- [DATA SUPPLIED]:
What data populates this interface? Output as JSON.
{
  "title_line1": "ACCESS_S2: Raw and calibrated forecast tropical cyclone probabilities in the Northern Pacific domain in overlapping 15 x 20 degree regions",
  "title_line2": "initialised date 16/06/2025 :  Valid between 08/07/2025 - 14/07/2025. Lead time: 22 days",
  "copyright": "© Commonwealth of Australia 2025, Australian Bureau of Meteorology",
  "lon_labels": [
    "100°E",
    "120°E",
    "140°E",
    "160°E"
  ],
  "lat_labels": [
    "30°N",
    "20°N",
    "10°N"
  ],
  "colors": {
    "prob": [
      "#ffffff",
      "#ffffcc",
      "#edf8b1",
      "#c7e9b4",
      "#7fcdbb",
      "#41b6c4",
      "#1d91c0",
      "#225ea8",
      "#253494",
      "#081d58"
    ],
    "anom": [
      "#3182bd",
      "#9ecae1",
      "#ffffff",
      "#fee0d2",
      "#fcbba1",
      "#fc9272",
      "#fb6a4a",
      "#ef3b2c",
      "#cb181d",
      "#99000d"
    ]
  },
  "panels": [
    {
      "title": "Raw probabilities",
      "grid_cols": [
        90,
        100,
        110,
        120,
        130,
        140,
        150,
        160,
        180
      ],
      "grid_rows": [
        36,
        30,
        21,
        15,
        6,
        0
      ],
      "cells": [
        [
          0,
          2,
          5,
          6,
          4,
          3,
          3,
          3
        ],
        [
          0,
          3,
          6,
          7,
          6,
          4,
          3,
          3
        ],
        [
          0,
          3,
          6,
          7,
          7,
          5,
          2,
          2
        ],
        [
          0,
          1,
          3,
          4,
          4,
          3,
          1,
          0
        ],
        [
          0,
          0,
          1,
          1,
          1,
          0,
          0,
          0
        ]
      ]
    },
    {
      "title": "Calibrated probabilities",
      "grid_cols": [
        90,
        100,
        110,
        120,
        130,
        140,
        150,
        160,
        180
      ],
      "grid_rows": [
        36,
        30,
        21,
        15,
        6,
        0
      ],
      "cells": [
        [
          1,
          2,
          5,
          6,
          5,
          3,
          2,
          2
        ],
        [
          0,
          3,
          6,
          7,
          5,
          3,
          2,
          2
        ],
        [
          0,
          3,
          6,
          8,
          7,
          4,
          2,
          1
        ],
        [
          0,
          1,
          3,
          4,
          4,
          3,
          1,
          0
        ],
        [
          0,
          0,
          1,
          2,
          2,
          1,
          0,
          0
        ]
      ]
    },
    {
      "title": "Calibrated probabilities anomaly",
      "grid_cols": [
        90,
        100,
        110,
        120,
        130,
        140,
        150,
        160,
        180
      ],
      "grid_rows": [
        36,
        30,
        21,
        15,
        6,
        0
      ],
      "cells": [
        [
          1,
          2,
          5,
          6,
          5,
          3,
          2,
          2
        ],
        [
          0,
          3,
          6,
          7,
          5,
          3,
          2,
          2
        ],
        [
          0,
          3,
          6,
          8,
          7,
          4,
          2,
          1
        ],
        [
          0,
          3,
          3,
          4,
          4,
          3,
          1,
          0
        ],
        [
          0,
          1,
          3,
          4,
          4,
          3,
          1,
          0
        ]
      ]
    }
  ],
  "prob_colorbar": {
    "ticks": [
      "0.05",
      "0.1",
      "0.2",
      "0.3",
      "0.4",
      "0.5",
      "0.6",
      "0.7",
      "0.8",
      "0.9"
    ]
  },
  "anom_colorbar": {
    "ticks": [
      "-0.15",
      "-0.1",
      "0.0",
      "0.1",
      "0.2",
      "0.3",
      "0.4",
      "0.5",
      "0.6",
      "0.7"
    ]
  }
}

- [STATED EXERCISE]: Repeat the entries above exactly, leaving nothing out.

- [EXERCISE RESULT]:
What data populates this interface? Output as JSON.
{
  "title_line1": "ACCESS_S2: Raw and calibrated forecast tropical cyclone probabilities in the Northern Pacific domain in overlapping 15 x 20 degree regions",
  "title_line2": "initialised date 16/06/2025 :  Valid between 08/07/2025 - 14/07/2025. Lead time: 22 days",
  "copyright": "© Commonwealth of Australia 2025, Australian Bureau of Meteorology",
  "lon_labels": [
    "100°E",
    "120°E",
    "140°E",
    "160°E"
  ],
  "lat_labels": [
    "30°N",
    "20°N",
    "10°N"
  ],
  "colors": {
    "prob": [
      "#ffffff",
      "#ffffcc",
      "#edf8b1",
      "#c7e9b4",
      "#7fcdbb",
      "#41b6c4",
      "#1d91c0",
      "#225ea8",
      "#253494",
      "#081d58"
    ],
    "anom": [
      "#3182bd",
      "#9ecae1",
      "#ffffff",
      "#fee0d2",
      "#fcbba1",
      "#fc9272",
      "#fb6a4a",
      "#ef3b2c",
      "#cb181d",
      "#99000d"
    ]
  },
  "panels": [
    {
      "title": "Raw probabilities",
      "grid_cols": [
        90,
        100,
        110,
        120,
        130,
        140,
        150,
        160,
        180
      ],
      "grid_rows": [
        36,
        30,
        21,
        15,
        6,
        0
      ],
      "cells": [
        [
          0,
          2,
          5,
          6,
          4,
          3,
          3,
          3
        ],
        [
          0,
          3,
          6,
          7,
          6,
          4,
          3,
          3
        ],
        [
          0,
          3,
          6,
          7,
          7,
          5,
          2,
          2
        ],
        [
          0,
          1,
          3,
          4,
          4,
          3,
          1,
          0
        ],
        [
          0,
          0,
          1,
          1,
          1,
          0,
          0,
          0
        ]
      ]
    },
    {
      "title": "Calibrated probabilities",
      "grid_cols": [
        90,
        100,
        110,
        120,
        130,
        140,
        150,
        160,
        180
      ],
      "grid_rows": [
        36,
        30,
        21,
        15,
        6,
        0
      ],
      "cells": [
        [
          1,
          2,
          5,
          6,
          5,
          3,
          2,
          2
        ],
        [
          0,
          3,
          6,
          7,
          5,
          3,
          2,
          2
        ],
        [
          0,
          3,
          6,
          8,
          7,
          4,
          2,
          1
        ],
        [
          0,
          1,
          3,
          4,
          4,
          3,
          1,
          0
        ],
        [
          0,
          0,
          1,
          2,
          2,
          1,
          0,
          0
        ]
      ]
    },
    {
      "title": "Calibrated probabilities anomaly",
      "grid_cols": [
        90,
        100,
        110,
        120,
        130,
        140,
        150,
        160,
        180
      ],
      "grid_rows": [
        36,
        30,
        21,
        15,
        6,
        0
      ],
      "cells": [
        [
          1,
          2,
          5,
          6,
          5,
          3,
          2,
          2
        ],
        [
          0,
          3,
          6,
          7,
          5,
          3,
          2,
          2
        ],
        [
          0,
          3,
          6,
          8,
          7,
          4,
          2,
          1
        ],
        [
          0,
          3,
          3,
          4,
          4,
          3,
          1,
          0
        ],
        [
          0,
          1,
          3,
          4,
          4,
          3,
          1,
          0
        ]
      ]
    }
  ],
  "prob_colorbar": {
    "ticks": [
      "0.05",
      "0.1",
      "0.2",
      "0.3",
      "0.4",
      "0.5",
      "0.6",
      "0.7",
      "0.8",
      "0.9"
    ]
  },
  "anom_colorbar": {
    "ticks": [
      "-0.15",
      "-0.1",
      "0.0",
      "0.1",
      "0.2",
      "0.3",
      "0.4",
      "0.5",
      "0.6",
      "0.7"
    ]
  }
}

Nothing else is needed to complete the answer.